Even just several hundred rounds of 5.56 in continuous sustained fire will destroy a barrel in accuracy terms in short order. Suppressive fire ought to be left to MG's.

From accounts I have read of the Korean War, it bogged down into trench warfare stuff in many places. An M1 Garand wouldn't have been as handy as an M2 in such circumstances, and the commies did have more than a few of the WW2 Russian PPSH subguns. The Russian 7.62x25 cartidge wouldn't have had any more "stopping power" than the .30 Carbine round.

I have read much material around the M1 and M2 Carbines and the .30 Carbine catridge - including those who feel it is a "poor stopper", and those who say it is just fine.
A friend of mine who was a South Vietnamese Special Forces Officer tells me it was his weapon of choice over all the others in that fracas; and he had the pick of anything he wanted.

I have a hard time believing that the .30 Carbine won't punch holes in most any type of heavy clothing, as it will penetrate better than just about any other pistol cartridge.

- PROBLEMS
• a. In the passage on the .30 Carbine, restate the words from "Even just several" up to and including "left to MG's.", substituting "rifle" for "barrel".
• b. Answer these questions from the passage on the .30 Carbine:
(i) According to the passage, to what should suppressive fire be left?
(ii) Which cartridge is named as the Russian round that would not have had more "stopping power" than the .30 Carbine?
(iii) What position did the writer's friend hold?

- DATA SEGMENT
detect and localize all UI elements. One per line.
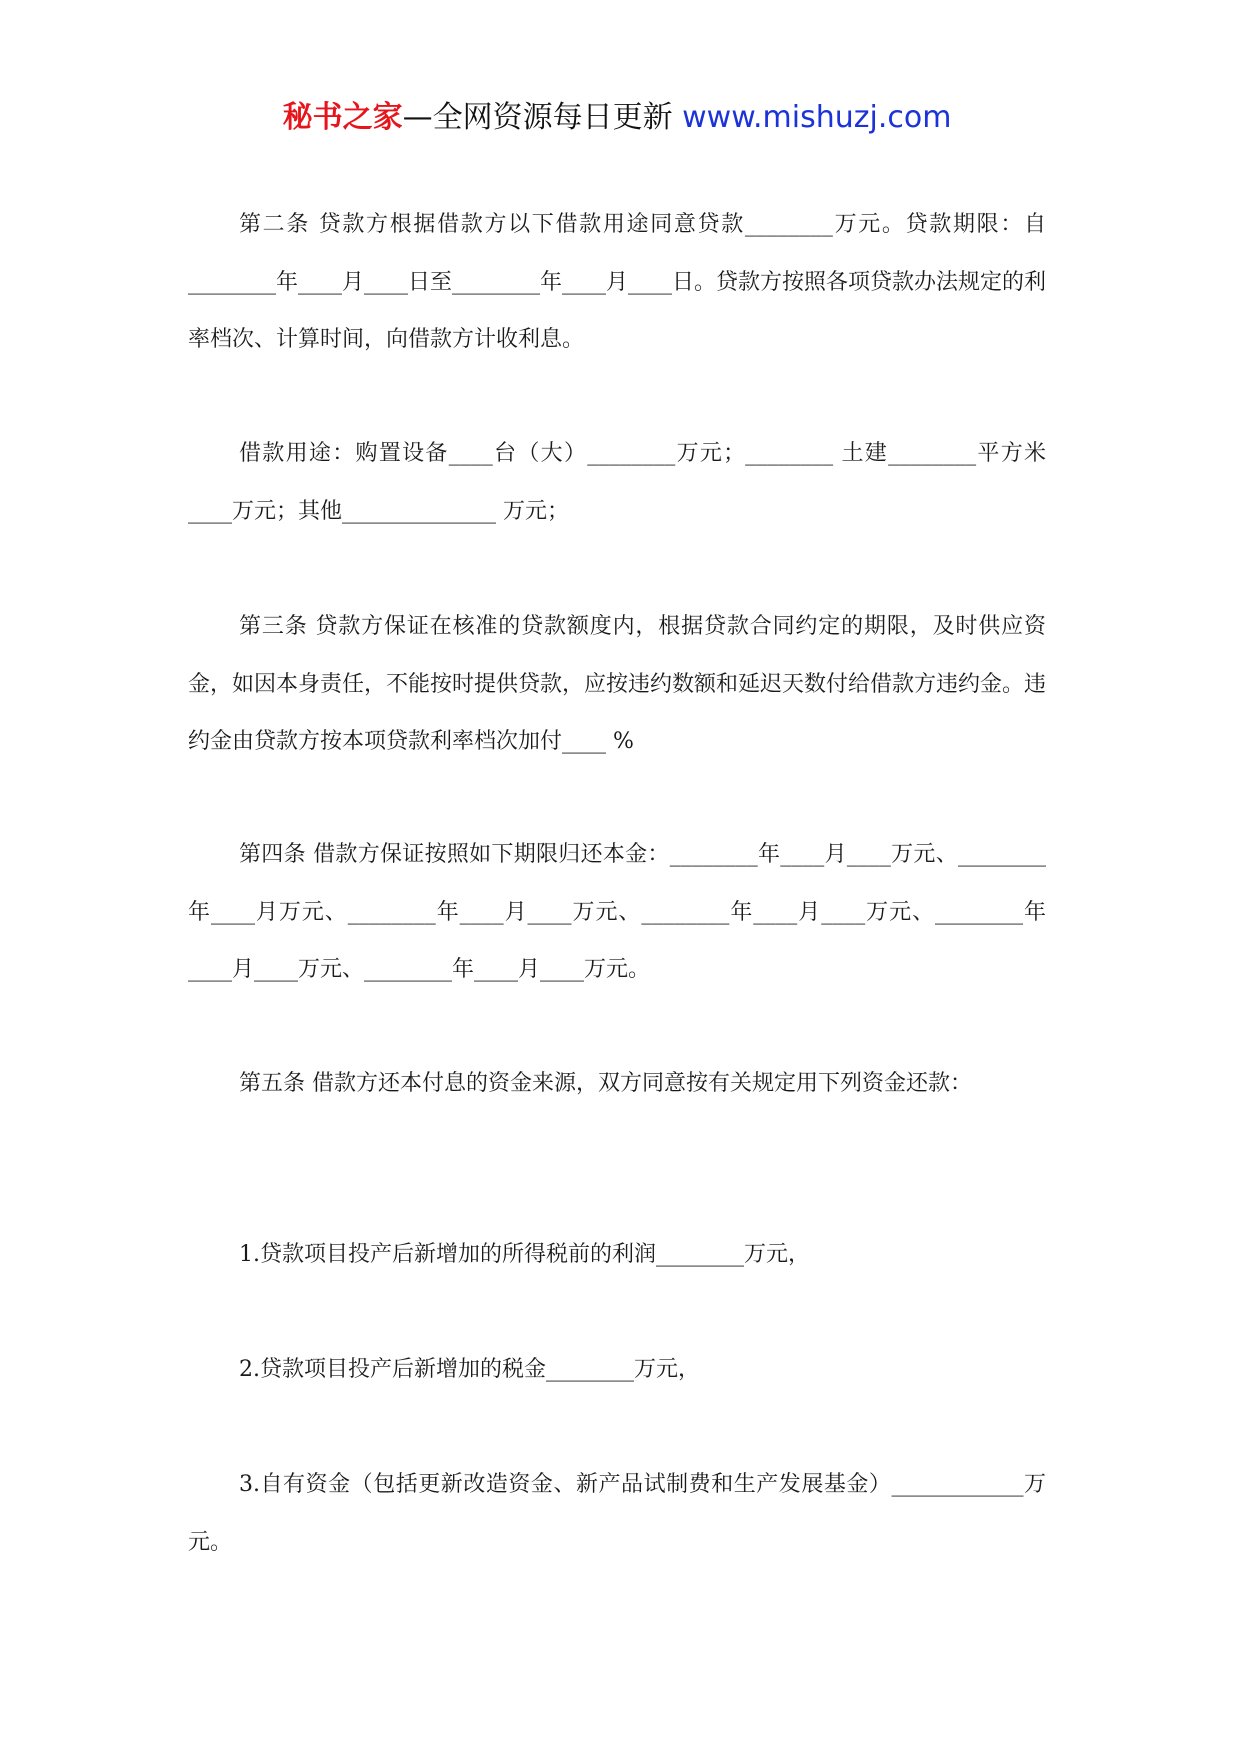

- ANSWERS TO THE EXERCISE
• a.
Even just several hundred rounds of 5.56 in continuous sustained fire will destroy a rifle in accuracy terms in short order. Suppressive fire ought to be left to MG's.

• b.
(i) MG's
(ii) The Russian 7.62x25 cartridge
(iii) South Vietnamese Special Forces Officer